**Work request**: Output all entries verbatim. Skip pictures.

**Task input**:
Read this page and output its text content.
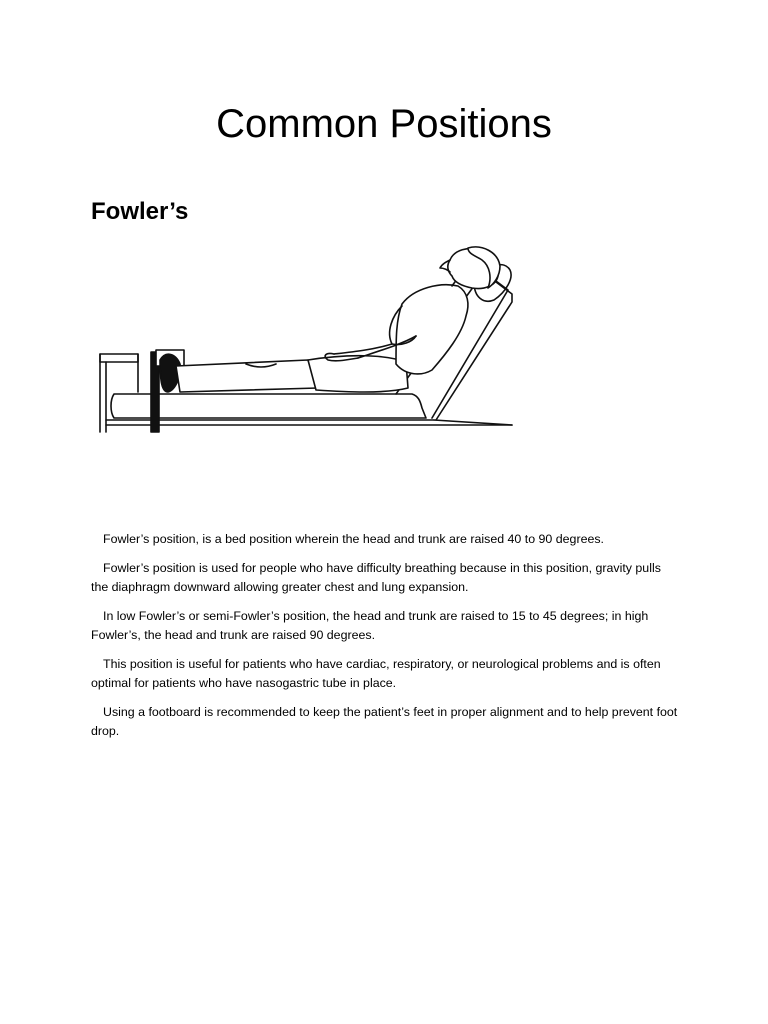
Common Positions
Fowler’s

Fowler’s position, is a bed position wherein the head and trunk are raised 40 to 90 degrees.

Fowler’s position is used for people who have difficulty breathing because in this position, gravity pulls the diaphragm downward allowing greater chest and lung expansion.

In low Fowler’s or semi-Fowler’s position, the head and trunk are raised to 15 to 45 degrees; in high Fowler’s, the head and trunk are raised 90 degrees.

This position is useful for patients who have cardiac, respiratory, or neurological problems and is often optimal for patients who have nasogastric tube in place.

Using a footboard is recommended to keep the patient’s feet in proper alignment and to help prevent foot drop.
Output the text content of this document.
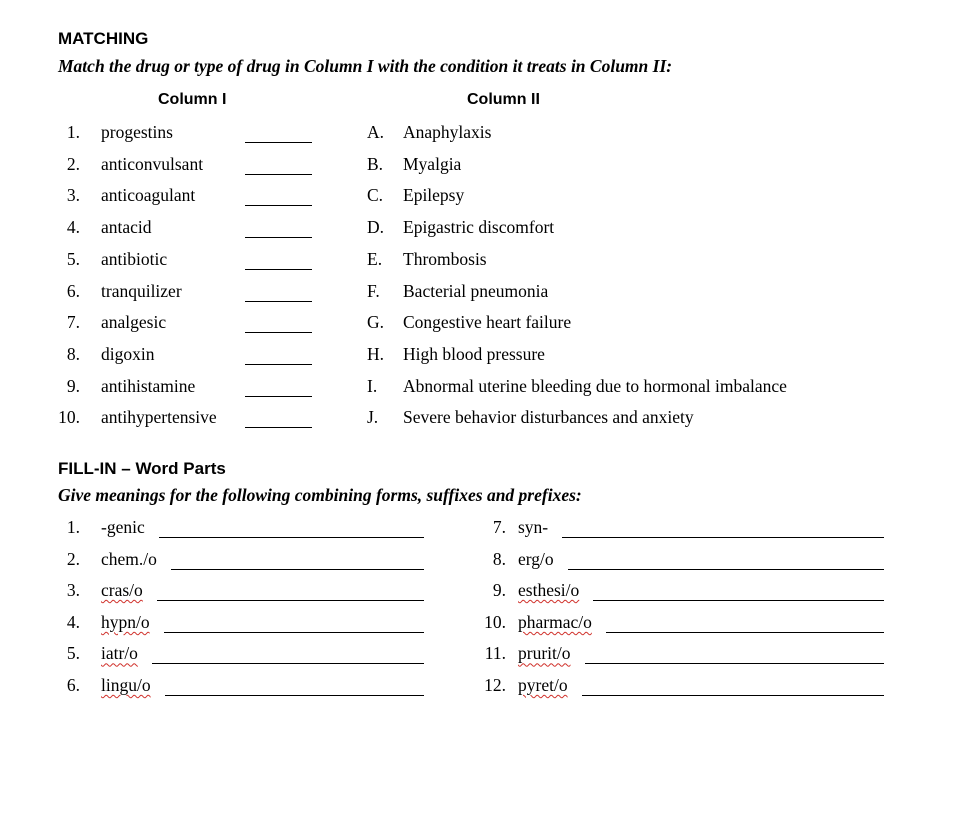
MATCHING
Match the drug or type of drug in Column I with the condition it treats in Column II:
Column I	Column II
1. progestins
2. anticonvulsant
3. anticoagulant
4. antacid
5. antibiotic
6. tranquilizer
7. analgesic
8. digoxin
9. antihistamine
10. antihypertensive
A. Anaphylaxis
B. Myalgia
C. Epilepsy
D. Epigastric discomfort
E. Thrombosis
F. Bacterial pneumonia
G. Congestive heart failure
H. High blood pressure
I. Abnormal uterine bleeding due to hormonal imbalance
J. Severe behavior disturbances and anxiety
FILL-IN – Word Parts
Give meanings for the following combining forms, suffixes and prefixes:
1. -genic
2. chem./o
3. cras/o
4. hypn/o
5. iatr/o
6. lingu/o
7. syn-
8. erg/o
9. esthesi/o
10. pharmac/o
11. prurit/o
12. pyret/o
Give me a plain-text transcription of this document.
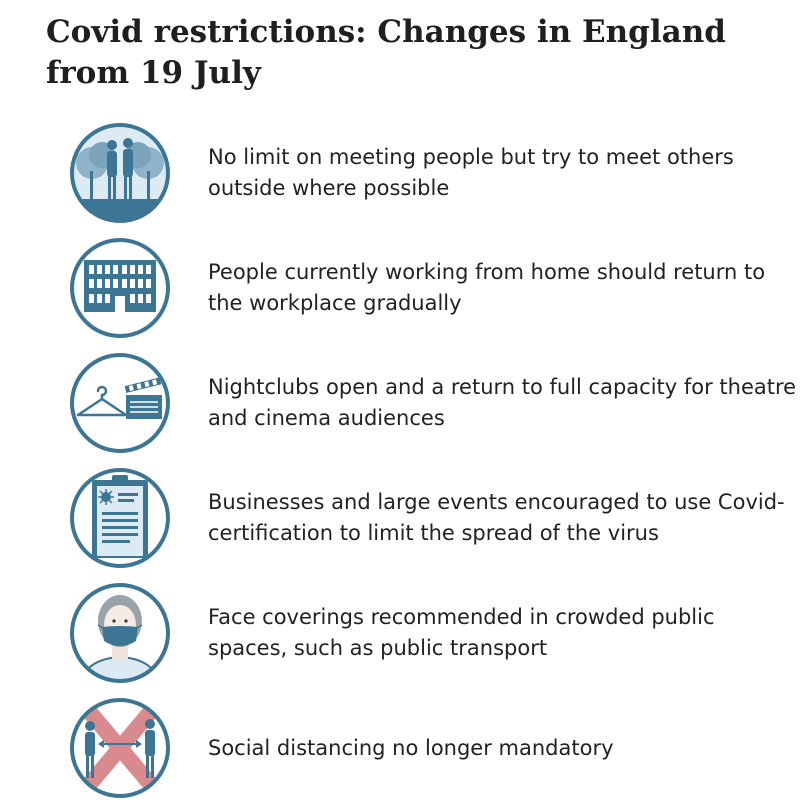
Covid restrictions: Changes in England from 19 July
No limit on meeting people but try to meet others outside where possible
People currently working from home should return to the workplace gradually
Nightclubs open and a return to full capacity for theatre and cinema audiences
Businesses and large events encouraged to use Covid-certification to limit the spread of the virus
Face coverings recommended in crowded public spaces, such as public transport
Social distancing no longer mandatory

**Solution for this problem**:
Read this page and output its text content.
Common Positions
Fowler’s

Fowler’s position, is a bed position wherein the head and trunk are raised 40 to 90 degrees.

Fowler’s position is used for people who have difficulty breathing because in this position, gravity pulls the diaphragm downward allowing greater chest and lung expansion.

In low Fowler’s or semi-Fowler’s position, the head and trunk are raised to 15 to 45 degrees; in high Fowler’s, the head and trunk are raised 90 degrees.

This position is useful for patients who have cardiac, respiratory, or neurological problems and is often optimal for patients who have nasogastric tube in place.

Using a footboard is recommended to keep the patient’s feet in proper alignment and to help prevent foot drop.
Output the text content of this document.
MATCHING
Match the drug or type of drug in Column I with the condition it treats in Column II:
Column I	Column II
1. progestins
2. anticonvulsant
3. anticoagulant
4. antacid
5. antibiotic
6. tranquilizer
7. analgesic
8. digoxin
9. antihistamine
10. antihypertensive
A. Anaphylaxis
B. Myalgia
C. Epilepsy
D. Epigastric discomfort
E. Thrombosis
F. Bacterial pneumonia
G. Congestive heart failure
H. High blood pressure
I. Abnormal uterine bleeding due to hormonal imbalance
J. Severe behavior disturbances and anxiety
FILL-IN – Word Parts
Give meanings for the following combining forms, suffixes and prefixes:
1. -genic
2. chem./o
3. cras/o
4. hypn/o
5. iatr/o
6. lingu/o
7. syn-
8. erg/o
9. esthesi/o
10. pharmac/o
11. prurit/o
12. pyret/o
Give me a plain-text transcription of this document.
Covid restrictions: Changes in England from 19 July
No limit on meeting people but try to meet others outside where possible
People currently working from home should return to the workplace gradually
Nightclubs open and a return to full capacity for theatre and cinema audiences
Businesses and large events encouraged to use Covid-certification to limit the spread of the virus
Face coverings recommended in crowded public spaces, such as public transport
Social distancing no longer mandatory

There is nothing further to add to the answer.